### Work to complete
Copy the records below exactly, omitting any pictures they contain.

### Given information
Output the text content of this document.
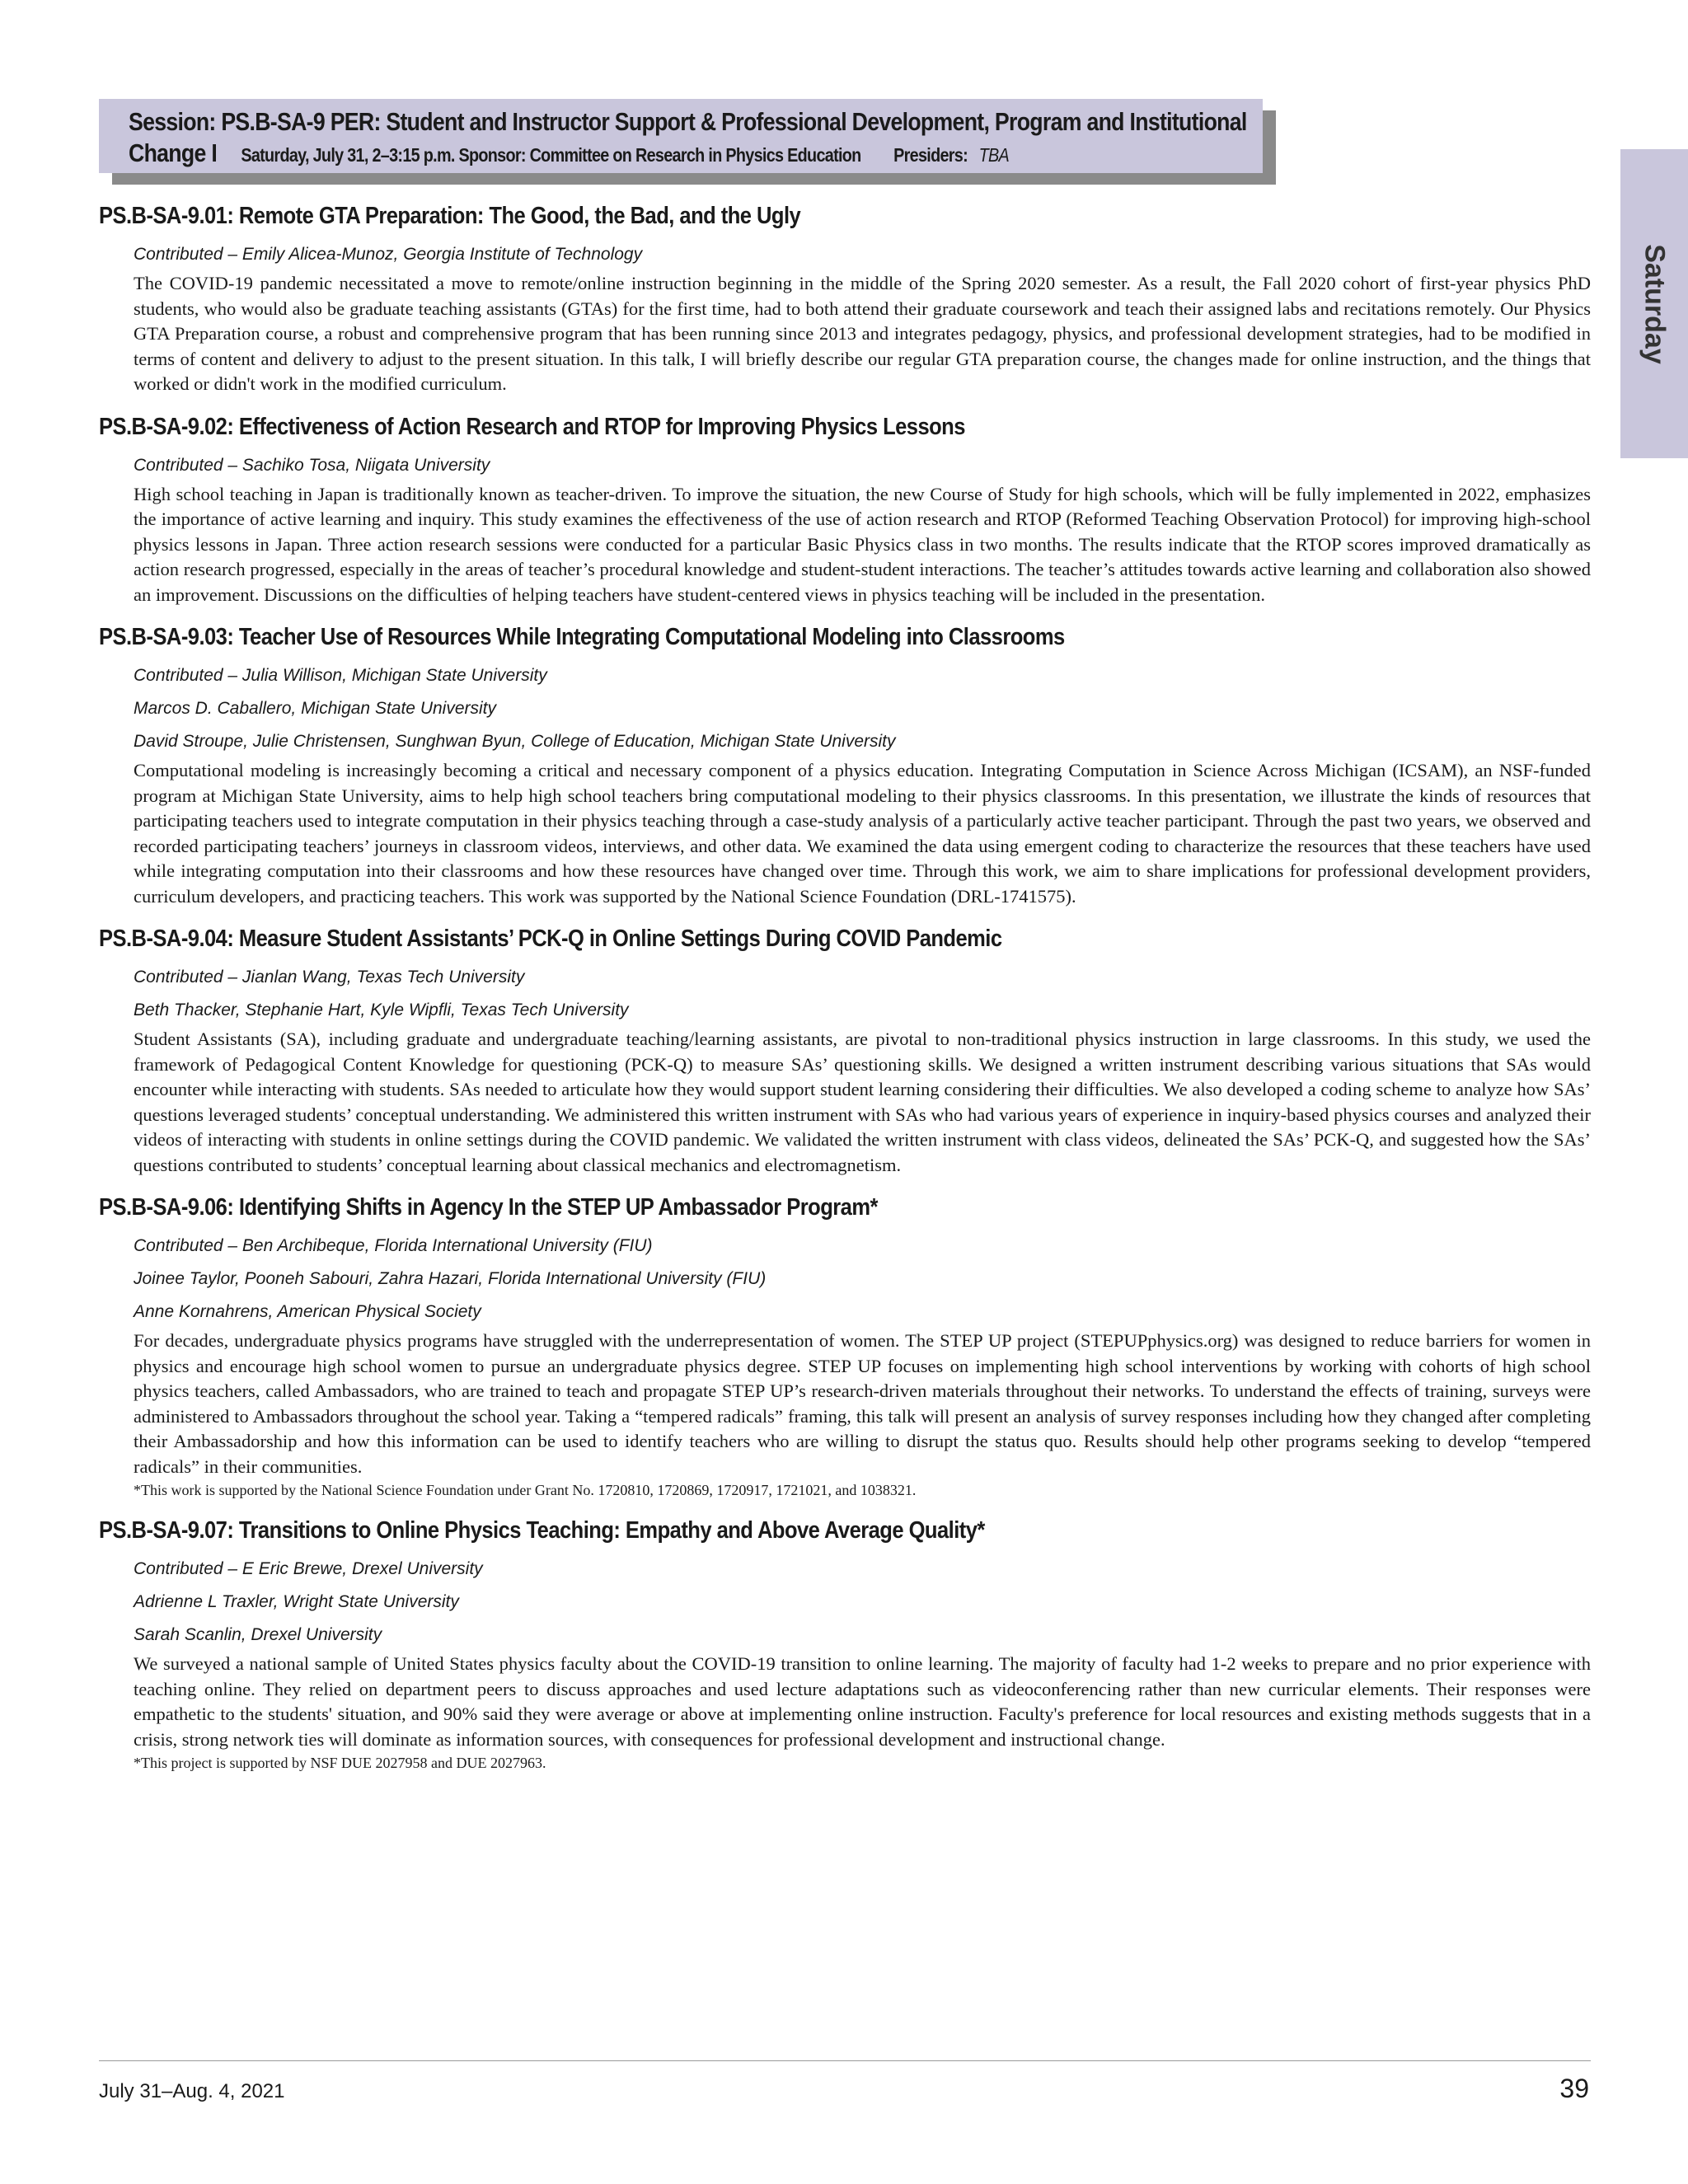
Session: PS.B-SA-9 PER: Student and Instructor Support & Professional Development, Program and Institutional
Change I Saturday, July 31, 2–3:15 p.m. Sponsor: Committee on Research in Physics Education Presiders: TBA
Saturday
PS.B-SA-9.01: Remote GTA Preparation: The Good, the Bad, and the Ugly
Contributed – Emily Alicea-Munoz, Georgia Institute of Technology
The COVID-19 pandemic necessitated a move to remote/online instruction beginning in the middle of the Spring 2020 semester. As a result, the Fall 2020 cohort of first-year physics PhD students, who would also be graduate teaching assistants (GTAs) for the first time, had to both attend their graduate coursework and teach their assigned labs and recitations remotely. Our Physics GTA Preparation course, a robust and comprehensive program that has been running since 2013 and integrates pedagogy, physics, and professional development strategies, had to be modified in terms of content and delivery to adjust to the present situation. In this talk, I will briefly describe our regular GTA preparation course, the changes made for online instruction, and the things that worked or didn't work in the modified curriculum.
PS.B-SA-9.02: Effectiveness of Action Research and RTOP for Improving Physics Lessons
Contributed – Sachiko Tosa, Niigata University
High school teaching in Japan is traditionally known as teacher-driven. To improve the situation, the new Course of Study for high schools, which will be fully implemented in 2022, emphasizes the importance of active learning and inquiry. This study examines the effectiveness of the use of action research and RTOP (Reformed Teaching Observation Protocol) for improving high-school physics lessons in Japan. Three action research sessions were conducted for a particular Basic Physics class in two months. The results indicate that the RTOP scores improved dramatically as action research progressed, especially in the areas of teacher’s procedural knowledge and student-student interactions. The teacher’s attitudes towards active learning and collaboration also showed an improvement. Discussions on the difficulties of helping teachers have student-centered views in physics teaching will be included in the presentation.
PS.B-SA-9.03: Teacher Use of Resources While Integrating Computational Modeling into Classrooms
Contributed – Julia Willison, Michigan State University
Marcos D. Caballero, Michigan State University
David Stroupe, Julie Christensen, Sunghwan Byun, College of Education, Michigan State University
Computational modeling is increasingly becoming a critical and necessary component of a physics education. Integrating Computation in Science Across Michigan (ICSAM), an NSF-funded program at Michigan State University, aims to help high school teachers bring computational modeling to their physics classrooms. In this presentation, we illustrate the kinds of resources that participating teachers used to integrate computation in their physics teaching through a case-study analysis of a particularly active teacher participant. Through the past two years, we observed and recorded participating teachers’ journeys in classroom videos, interviews, and other data. We examined the data using emergent coding to characterize the resources that these teachers have used while integrating computation into their classrooms and how these resources have changed over time. Through this work, we aim to share implications for professional development providers, curriculum developers, and practicing teachers. This work was supported by the National Science Foundation (DRL-1741575).
PS.B-SA-9.04: Measure Student Assistants’ PCK-Q in Online Settings During COVID Pandemic
Contributed – Jianlan Wang, Texas Tech University
Beth Thacker, Stephanie Hart, Kyle Wipfli, Texas Tech University
Student Assistants (SA), including graduate and undergraduate teaching/learning assistants, are pivotal to non-traditional physics instruction in large classrooms. In this study, we used the framework of Pedagogical Content Knowledge for questioning (PCK-Q) to measure SAs’ questioning skills. We designed a written instrument describing various situations that SAs would encounter while interacting with students. SAs needed to articulate how they would support student learning considering their difficulties. We also developed a coding scheme to analyze how SAs’ questions leveraged students’ conceptual understanding. We administered this written instrument with SAs who had various years of experience in inquiry-based physics courses and analyzed their videos of interacting with students in online settings during the COVID pandemic. We validated the written instrument with class videos, delineated the SAs’ PCK-Q, and suggested how the SAs’ questions contributed to students’ conceptual learning about classical mechanics and electromagnetism.
PS.B-SA-9.06: Identifying Shifts in Agency In the STEP UP Ambassador Program*
Contributed – Ben Archibeque, Florida International University (FIU)
Joinee Taylor, Pooneh Sabouri, Zahra Hazari, Florida International University (FIU)
Anne Kornahrens, American Physical Society
For decades, undergraduate physics programs have struggled with the underrepresentation of women. The STEP UP project (STEPUPphysics.org) was designed to reduce barriers for women in physics and encourage high school women to pursue an undergraduate physics degree. STEP UP focuses on implementing high school interventions by working with cohorts of high school physics teachers, called Ambassadors, who are trained to teach and propagate STEP UP’s research-driven materials throughout their networks. To understand the effects of training, surveys were administered to Ambassadors throughout the school year. Taking a “tempered radicals” framing, this talk will present an analysis of survey responses including how they changed after completing their Ambassadorship and how this information can be used to identify teachers who are willing to disrupt the status quo. Results should help other programs seeking to develop “tempered radicals” in their communities.
*This work is supported by the National Science Foundation under Grant No. 1720810, 1720869, 1720917, 1721021, and 1038321.
PS.B-SA-9.07: Transitions to Online Physics Teaching: Empathy and Above Average Quality*
Contributed – E Eric Brewe, Drexel University
Adrienne L Traxler, Wright State University
Sarah Scanlin, Drexel University
We surveyed a national sample of United States physics faculty about the COVID-19 transition to online learning. The majority of faculty had 1-2 weeks to prepare and no prior experience with teaching online. They relied on department peers to discuss approaches and used lecture adaptations such as videoconferencing rather than new curricular elements. Their responses were empathetic to the students' situation, and 90% said they were average or above at implementing online instruction. Faculty's preference for local resources and existing methods suggests that in a crisis, strong network ties will dominate as information sources, with consequences for professional development and instructional change.
*This project is supported by NSF DUE 2027958 and DUE 2027963.
July 31–Aug. 4, 2021	39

### Expected output
Output the text content of this document.
Session: PS.B-SA-9 PER: Student and Instructor Support & Professional Development, Program and Institutional
Change I Saturday, July 31, 2–3:15 p.m. Sponsor: Committee on Research in Physics Education Presiders: TBA
Saturday
PS.B-SA-9.01: Remote GTA Preparation: The Good, the Bad, and the Ugly
Contributed – Emily Alicea-Munoz, Georgia Institute of Technology
The COVID-19 pandemic necessitated a move to remote/online instruction beginning in the middle of the Spring 2020 semester. As a result, the Fall 2020 cohort of first-year physics PhD students, who would also be graduate teaching assistants (GTAs) for the first time, had to both attend their graduate coursework and teach their assigned labs and recitations remotely. Our Physics GTA Preparation course, a robust and comprehensive program that has been running since 2013 and integrates pedagogy, physics, and professional development strategies, had to be modified in terms of content and delivery to adjust to the present situation. In this talk, I will briefly describe our regular GTA preparation course, the changes made for online instruction, and the things that worked or didn't work in the modified curriculum.
PS.B-SA-9.02: Effectiveness of Action Research and RTOP for Improving Physics Lessons
Contributed – Sachiko Tosa, Niigata University
High school teaching in Japan is traditionally known as teacher-driven. To improve the situation, the new Course of Study for high schools, which will be fully implemented in 2022, emphasizes the importance of active learning and inquiry. This study examines the effectiveness of the use of action research and RTOP (Reformed Teaching Observation Protocol) for improving high-school physics lessons in Japan. Three action research sessions were conducted for a particular Basic Physics class in two months. The results indicate that the RTOP scores improved dramatically as action research progressed, especially in the areas of teacher’s procedural knowledge and student-student interactions. The teacher’s attitudes towards active learning and collaboration also showed an improvement. Discussions on the difficulties of helping teachers have student-centered views in physics teaching will be included in the presentation.
PS.B-SA-9.03: Teacher Use of Resources While Integrating Computational Modeling into Classrooms
Contributed – Julia Willison, Michigan State University
Marcos D. Caballero, Michigan State University
David Stroupe, Julie Christensen, Sunghwan Byun, College of Education, Michigan State University
Computational modeling is increasingly becoming a critical and necessary component of a physics education. Integrating Computation in Science Across Michigan (ICSAM), an NSF-funded program at Michigan State University, aims to help high school teachers bring computational modeling to their physics classrooms. In this presentation, we illustrate the kinds of resources that participating teachers used to integrate computation in their physics teaching through a case-study analysis of a particularly active teacher participant. Through the past two years, we observed and recorded participating teachers’ journeys in classroom videos, interviews, and other data. We examined the data using emergent coding to characterize the resources that these teachers have used while integrating computation into their classrooms and how these resources have changed over time. Through this work, we aim to share implications for professional development providers, curriculum developers, and practicing teachers. This work was supported by the National Science Foundation (DRL-1741575).
PS.B-SA-9.04: Measure Student Assistants’ PCK-Q in Online Settings During COVID Pandemic
Contributed – Jianlan Wang, Texas Tech University
Beth Thacker, Stephanie Hart, Kyle Wipfli, Texas Tech University
Student Assistants (SA), including graduate and undergraduate teaching/learning assistants, are pivotal to non-traditional physics instruction in large classrooms. In this study, we used the framework of Pedagogical Content Knowledge for questioning (PCK-Q) to measure SAs’ questioning skills. We designed a written instrument describing various situations that SAs would encounter while interacting with students. SAs needed to articulate how they would support student learning considering their difficulties. We also developed a coding scheme to analyze how SAs’ questions leveraged students’ conceptual understanding. We administered this written instrument with SAs who had various years of experience in inquiry-based physics courses and analyzed their videos of interacting with students in online settings during the COVID pandemic. We validated the written instrument with class videos, delineated the SAs’ PCK-Q, and suggested how the SAs’ questions contributed to students’ conceptual learning about classical mechanics and electromagnetism.
PS.B-SA-9.06: Identifying Shifts in Agency In the STEP UP Ambassador Program*
Contributed – Ben Archibeque, Florida International University (FIU)
Joinee Taylor, Pooneh Sabouri, Zahra Hazari, Florida International University (FIU)
Anne Kornahrens, American Physical Society
For decades, undergraduate physics programs have struggled with the underrepresentation of women. The STEP UP project (STEPUPphysics.org) was designed to reduce barriers for women in physics and encourage high school women to pursue an undergraduate physics degree. STEP UP focuses on implementing high school interventions by working with cohorts of high school physics teachers, called Ambassadors, who are trained to teach and propagate STEP UP’s research-driven materials throughout their networks. To understand the effects of training, surveys were administered to Ambassadors throughout the school year. Taking a “tempered radicals” framing, this talk will present an analysis of survey responses including how they changed after completing their Ambassadorship and how this information can be used to identify teachers who are willing to disrupt the status quo. Results should help other programs seeking to develop “tempered radicals” in their communities.
*This work is supported by the National Science Foundation under Grant No. 1720810, 1720869, 1720917, 1721021, and 1038321.
PS.B-SA-9.07: Transitions to Online Physics Teaching: Empathy and Above Average Quality*
Contributed – E Eric Brewe, Drexel University
Adrienne L Traxler, Wright State University
Sarah Scanlin, Drexel University
We surveyed a national sample of United States physics faculty about the COVID-19 transition to online learning. The majority of faculty had 1-2 weeks to prepare and no prior experience with teaching online. They relied on department peers to discuss approaches and used lecture adaptations such as videoconferencing rather than new curricular elements. Their responses were empathetic to the students' situation, and 90% said they were average or above at implementing online instruction. Faculty's preference for local resources and existing methods suggests that in a crisis, strong network ties will dominate as information sources, with consequences for professional development and instructional change.
*This project is supported by NSF DUE 2027958 and DUE 2027963.
July 31–Aug. 4, 2021	39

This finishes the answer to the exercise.